## Set problem
Your task is to restate the data word for word.

## Material shown
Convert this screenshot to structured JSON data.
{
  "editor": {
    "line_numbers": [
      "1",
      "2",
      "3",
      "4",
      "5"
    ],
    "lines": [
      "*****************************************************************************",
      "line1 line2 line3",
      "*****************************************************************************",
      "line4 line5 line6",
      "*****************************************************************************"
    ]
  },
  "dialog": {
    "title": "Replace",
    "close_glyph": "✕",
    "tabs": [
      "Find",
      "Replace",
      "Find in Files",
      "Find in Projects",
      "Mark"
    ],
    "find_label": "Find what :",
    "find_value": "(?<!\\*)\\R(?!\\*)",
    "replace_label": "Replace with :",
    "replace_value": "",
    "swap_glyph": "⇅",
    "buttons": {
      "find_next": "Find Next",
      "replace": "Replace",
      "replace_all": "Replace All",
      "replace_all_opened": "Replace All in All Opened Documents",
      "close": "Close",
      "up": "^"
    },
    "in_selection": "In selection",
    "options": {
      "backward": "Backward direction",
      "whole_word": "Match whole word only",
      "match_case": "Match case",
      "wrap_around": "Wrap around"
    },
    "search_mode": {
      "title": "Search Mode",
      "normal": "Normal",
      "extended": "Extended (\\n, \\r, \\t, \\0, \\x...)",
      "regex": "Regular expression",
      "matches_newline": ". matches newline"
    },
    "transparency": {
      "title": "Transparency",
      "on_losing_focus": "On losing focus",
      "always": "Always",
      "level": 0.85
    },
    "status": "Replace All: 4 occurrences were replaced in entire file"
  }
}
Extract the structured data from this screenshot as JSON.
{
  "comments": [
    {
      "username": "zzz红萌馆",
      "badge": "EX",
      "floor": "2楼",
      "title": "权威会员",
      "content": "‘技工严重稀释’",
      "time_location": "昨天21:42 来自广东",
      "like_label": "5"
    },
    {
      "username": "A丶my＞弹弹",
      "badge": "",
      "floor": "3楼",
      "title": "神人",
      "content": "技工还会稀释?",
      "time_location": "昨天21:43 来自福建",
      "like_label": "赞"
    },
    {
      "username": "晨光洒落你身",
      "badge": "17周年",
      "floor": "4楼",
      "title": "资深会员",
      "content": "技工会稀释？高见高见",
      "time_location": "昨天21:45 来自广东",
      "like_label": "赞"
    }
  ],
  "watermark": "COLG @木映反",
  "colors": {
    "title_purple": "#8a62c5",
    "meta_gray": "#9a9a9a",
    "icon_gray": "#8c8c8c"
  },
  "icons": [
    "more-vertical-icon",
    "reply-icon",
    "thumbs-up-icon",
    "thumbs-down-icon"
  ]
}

## Solution
Convert this screenshot to structured JSON data.
{
  "editor": {
    "line_numbers": [
      "1",
      "2",
      "3",
      "4",
      "5"
    ],
    "lines": [
      "*****************************************************************************",
      "line1 line2 line3",
      "*****************************************************************************",
      "line4 line5 line6",
      "*****************************************************************************"
    ]
  },
  "dialog": {
    "title": "Replace",
    "close_glyph": "✕",
    "tabs": [
      "Find",
      "Replace",
      "Find in Files",
      "Find in Projects",
      "Mark"
    ],
    "find_label": "Find what :",
    "find_value": "(?<!\\*)\\R(?!\\*)",
    "replace_label": "Replace with :",
    "replace_value": "",
    "swap_glyph": "⇅",
    "buttons": {
      "find_next": "Find Next",
      "replace": "Replace",
      "replace_all": "Replace All",
      "replace_all_opened": "Replace All in All Opened Documents",
      "close": "Close",
      "up": "^"
    },
    "in_selection": "In selection",
    "options": {
      "backward": "Backward direction",
      "whole_word": "Match whole word only",
      "match_case": "Match case",
      "wrap_around": "Wrap around"
    },
    "search_mode": {
      "title": "Search Mode",
      "normal": "Normal",
      "extended": "Extended (\\n, \\r, \\t, \\0, \\x...)",
      "regex": "Regular expression",
      "matches_newline": ". matches newline"
    },
    "transparency": {
      "title": "Transparency",
      "on_losing_focus": "On losing focus",
      "always": "Always",
      "level": 0.85
    },
    "status": "Replace All: 4 occurrences were replaced in entire file"
  }
}
Extract the structured data from this screenshot as JSON.
{
  "comments": [
    {
      "username": "zzz红萌馆",
      "badge": "EX",
      "floor": "2楼",
      "title": "权威会员",
      "content": "‘技工严重稀释’",
      "time_location": "昨天21:42 来自广东",
      "like_label": "5"
    },
    {
      "username": "A丶my＞弹弹",
      "badge": "",
      "floor": "3楼",
      "title": "神人",
      "content": "技工还会稀释?",
      "time_location": "昨天21:43 来自福建",
      "like_label": "赞"
    },
    {
      "username": "晨光洒落你身",
      "badge": "17周年",
      "floor": "4楼",
      "title": "资深会员",
      "content": "技工会稀释？高见高见",
      "time_location": "昨天21:45 来自广东",
      "like_label": "赞"
    }
  ],
  "watermark": "COLG @木映反",
  "colors": {
    "title_purple": "#8a62c5",
    "meta_gray": "#9a9a9a",
    "icon_gray": "#8c8c8c"
  },
  "icons": [
    "more-vertical-icon",
    "reply-icon",
    "thumbs-up-icon",
    "thumbs-down-icon"
  ]
}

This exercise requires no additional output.